▶ **Prompt a**
In the forum thread about Farecla G4, which two Meguiar's products did Ultimate Shine switch to after using G3 and G10?

▶ **Extract**
╔══

# Farecla G4 - any use?



## chris_calcite (Jun 16, 2008)

A long time ago, long before I was even a neophyte detailer, I repaired and repainted a motorcycle fairing. At the paint shop's recommendation I also bought a tube of Farecla G4 paste. After fixing the fairing I put the G4 away and forgot about it. However, I noticed it in the back of the cupboard the other day and was wondering if it was any use from a detailer's POV for correction work? Looking for info I first tried the Farecla web site, but frankly even after that I'm not really much wiser in the difference between G4 and G3. Also, searching this forum I see people have mentioned G3 as a pretty agressive cutting compound - but has anyone got any experience of G4 and what (if anything) it might be useful for?

C.


----------



## Ultimate Shine (Jun 3, 2008)

I have been using G3 and G10 untill i found Megs M83 and M80 combination. I will never in my life buy another bottle of the stuff.

It is dry and you need to lubricate the panel you are working on with water and it makes a mess and i am just so glad to get away from it.

Megs M83 is the daddy IMHO.

You could give it to someone you don't like and tell them it is fancy toothpaste:doublesho

Only joking.


----------



## A2SSM (Jun 20, 2008)

Yeh I bought some G10 compound and even though the instructions say that it can be used dry it dries up quickly requiring the use of some water to lube.
When I tried it, it made a terrible mess and I still have not managed to remove all the excess droplets that were splattered everywhere.

I imagine it would be quite aggressive cutting compound but if you have no info and want to use it try it on some scrap metal and then take it from there.

╚══

▶ **Listed entries**
╔══

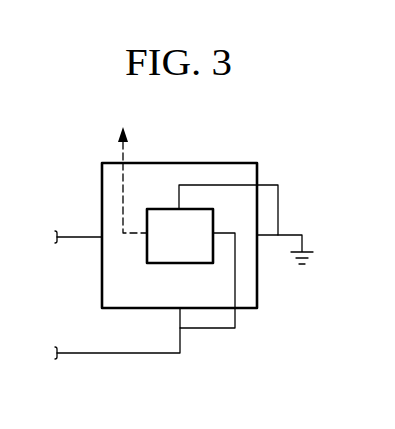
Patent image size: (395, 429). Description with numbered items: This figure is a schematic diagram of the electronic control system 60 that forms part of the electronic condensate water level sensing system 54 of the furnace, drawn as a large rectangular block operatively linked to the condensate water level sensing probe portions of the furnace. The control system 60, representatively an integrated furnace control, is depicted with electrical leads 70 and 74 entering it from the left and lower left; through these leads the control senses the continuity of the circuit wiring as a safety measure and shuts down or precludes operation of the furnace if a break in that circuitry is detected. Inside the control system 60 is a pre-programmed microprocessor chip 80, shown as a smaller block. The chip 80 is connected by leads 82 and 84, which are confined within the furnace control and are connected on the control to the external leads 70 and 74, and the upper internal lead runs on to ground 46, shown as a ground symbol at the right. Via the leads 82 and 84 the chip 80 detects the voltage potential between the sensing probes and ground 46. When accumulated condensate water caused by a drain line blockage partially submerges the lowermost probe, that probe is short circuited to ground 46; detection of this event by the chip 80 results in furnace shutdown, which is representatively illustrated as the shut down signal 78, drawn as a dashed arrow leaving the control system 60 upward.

The ground 46 is at (307, 248).
The electronic condensate water level sensing system 54 is at (106, 113).
The electronic control system 60 is at (192, 156).
The electrical lead 70 is at (118, 355).
The electrical lead 74 is at (78, 234).
The shut down signal 78 is at (117, 153).
The pre-programmed microprocessor chip 80 is at (195, 252).
The lead 82 is at (264, 183).
The lead 84 is at (207, 330).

╚══

▶ **Prompt b**
In the records, substitute "block diagram" for "schematic diagram" in the lines from the start of the records through the line containing "The shut down signal 78 is at (117, 153).", inclusive, and give only those lines with everything else unchanged. Leave the pictures out.

▶ **Final answer a**
Megs M83 and M80.

▶ **Final answer b**
Patent image size: (395, 429). Description with numbered items: This figure is a block diagram of the electronic control system 60 that forms part of the electronic condensate water level sensing system 54 of the furnace, drawn as a large rectangular block operatively linked to the condensate water level sensing probe portions of the furnace. The control system 60, representatively an integrated furnace control, is depicted with electrical leads 70 and 74 entering it from the left and lower left; through these leads the control senses the continuity of the circuit wiring as a safety measure and shuts down or precludes operation of the furnace if a break in that circuitry is detected. Inside the control system 60 is a pre-programmed microprocessor chip 80, shown as a smaller block. The chip 80 is connected by leads 82 and 84, which are confined within the furnace control and are connected on the control to the external leads 70 and 74, and the upper internal lead runs on to ground 46, shown as a ground symbol at the right. Via the leads 82 and 84 the chip 80 detects the voltage potential between the sensing probes and ground 46. When accumulated condensate water caused by a drain line blockage partially submerges the lowermost probe, that probe is short circuited to ground 46; detection of this event by the chip 80 results in furnace shutdown, which is representatively illustrated as the shut down signal 78, drawn as a dashed arrow leaving the control system 60 upward.

The ground 46 is at (307, 248).
The electronic condensate water level sensing system 54 is at (106, 113).
The electronic control system 60 is at (192, 156).
The electrical lead 70 is at (118, 355).
The electrical lead 74 is at (78, 234).
The shut down signal 78 is at (117, 153).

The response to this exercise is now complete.